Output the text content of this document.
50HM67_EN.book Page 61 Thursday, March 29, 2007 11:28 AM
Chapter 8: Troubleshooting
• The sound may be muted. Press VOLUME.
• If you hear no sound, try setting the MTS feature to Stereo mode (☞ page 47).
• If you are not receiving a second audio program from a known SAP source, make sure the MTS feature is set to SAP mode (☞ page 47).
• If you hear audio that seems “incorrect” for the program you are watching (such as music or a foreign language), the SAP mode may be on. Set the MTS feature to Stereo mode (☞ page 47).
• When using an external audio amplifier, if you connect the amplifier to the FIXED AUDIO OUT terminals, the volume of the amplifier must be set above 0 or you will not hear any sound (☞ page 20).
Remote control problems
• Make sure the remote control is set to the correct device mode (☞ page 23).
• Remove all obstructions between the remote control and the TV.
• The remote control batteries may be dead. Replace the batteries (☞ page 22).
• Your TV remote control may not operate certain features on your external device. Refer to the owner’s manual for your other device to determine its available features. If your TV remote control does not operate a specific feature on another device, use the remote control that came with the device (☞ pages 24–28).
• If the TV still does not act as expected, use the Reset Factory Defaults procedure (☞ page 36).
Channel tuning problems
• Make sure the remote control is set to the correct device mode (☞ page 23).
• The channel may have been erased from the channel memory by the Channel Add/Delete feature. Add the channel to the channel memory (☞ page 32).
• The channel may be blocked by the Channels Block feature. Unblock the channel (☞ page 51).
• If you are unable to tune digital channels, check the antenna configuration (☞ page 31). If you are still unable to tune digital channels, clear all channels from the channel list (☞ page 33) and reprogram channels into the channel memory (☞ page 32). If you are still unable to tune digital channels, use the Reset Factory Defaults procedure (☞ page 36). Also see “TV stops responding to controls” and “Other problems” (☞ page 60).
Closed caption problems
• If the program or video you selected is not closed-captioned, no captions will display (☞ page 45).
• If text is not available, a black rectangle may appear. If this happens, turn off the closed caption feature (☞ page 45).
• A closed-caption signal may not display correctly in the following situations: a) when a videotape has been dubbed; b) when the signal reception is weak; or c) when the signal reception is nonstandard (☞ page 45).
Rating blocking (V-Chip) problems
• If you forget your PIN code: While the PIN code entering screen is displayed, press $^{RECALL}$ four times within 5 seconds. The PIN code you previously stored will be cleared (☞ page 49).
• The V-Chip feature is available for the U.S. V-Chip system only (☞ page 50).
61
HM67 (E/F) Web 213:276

━━━━━━━━━━━━━━━━

Each record should come back exactly as written.

Output the text content of this document.
50HM67_EN.book Page 61 Thursday, March 29, 2007 11:28 AM
Chapter 8: Troubleshooting
• The sound may be muted. Press VOLUME.
• If you hear no sound, try setting the MTS feature to Stereo mode (☞ page 47).
• If you are not receiving a second audio program from a known SAP source, make sure the MTS feature is set to SAP mode (☞ page 47).
• If you hear audio that seems “incorrect” for the program you are watching (such as music or a foreign language), the SAP mode may be on. Set the MTS feature to Stereo mode (☞ page 47).
• When using an external audio amplifier, if you connect the amplifier to the FIXED AUDIO OUT terminals, the volume of the amplifier must be set above 0 or you will not hear any sound (☞ page 20).
Remote control problems
• Make sure the remote control is set to the correct device mode (☞ page 23).
• Remove all obstructions between the remote control and the TV.
• The remote control batteries may be dead. Replace the batteries (☞ page 22).
• Your TV remote control may not operate certain features on your external device. Refer to the owner’s manual for your other device to determine its available features. If your TV remote control does not operate a specific feature on another device, use the remote control that came with the device (☞ pages 24–28).
• If the TV still does not act as expected, use the Reset Factory Defaults procedure (☞ page 36).
Channel tuning problems
• Make sure the remote control is set to the correct device mode (☞ page 23).
• The channel may have been erased from the channel memory by the Channel Add/Delete feature. Add the channel to the channel memory (☞ page 32).
• The channel may be blocked by the Channels Block feature. Unblock the channel (☞ page 51).
• If you are unable to tune digital channels, check the antenna configuration (☞ page 31). If you are still unable to tune digital channels, clear all channels from the channel list (☞ page 33) and reprogram channels into the channel memory (☞ page 32). If you are still unable to tune digital channels, use the Reset Factory Defaults procedure (☞ page 36). Also see “TV stops responding to controls” and “Other problems” (☞ page 60).
Closed caption problems
• If the program or video you selected is not closed-captioned, no captions will display (☞ page 45).
• If text is not available, a black rectangle may appear. If this happens, turn off the closed caption feature (☞ page 45).
• A closed-caption signal may not display correctly in the following situations: a) when a videotape has been dubbed; b) when the signal reception is weak; or c) when the signal reception is nonstandard (☞ page 45).
Rating blocking (V-Chip) problems
• If you forget your PIN code: While the PIN code entering screen is displayed, press $^{RECALL}$ four times within 5 seconds. The PIN code you previously stored will be cleared (☞ page 49).
• The V-Chip feature is available for the U.S. V-Chip system only (☞ page 50).
61
HM67 (E/F) Web 213:276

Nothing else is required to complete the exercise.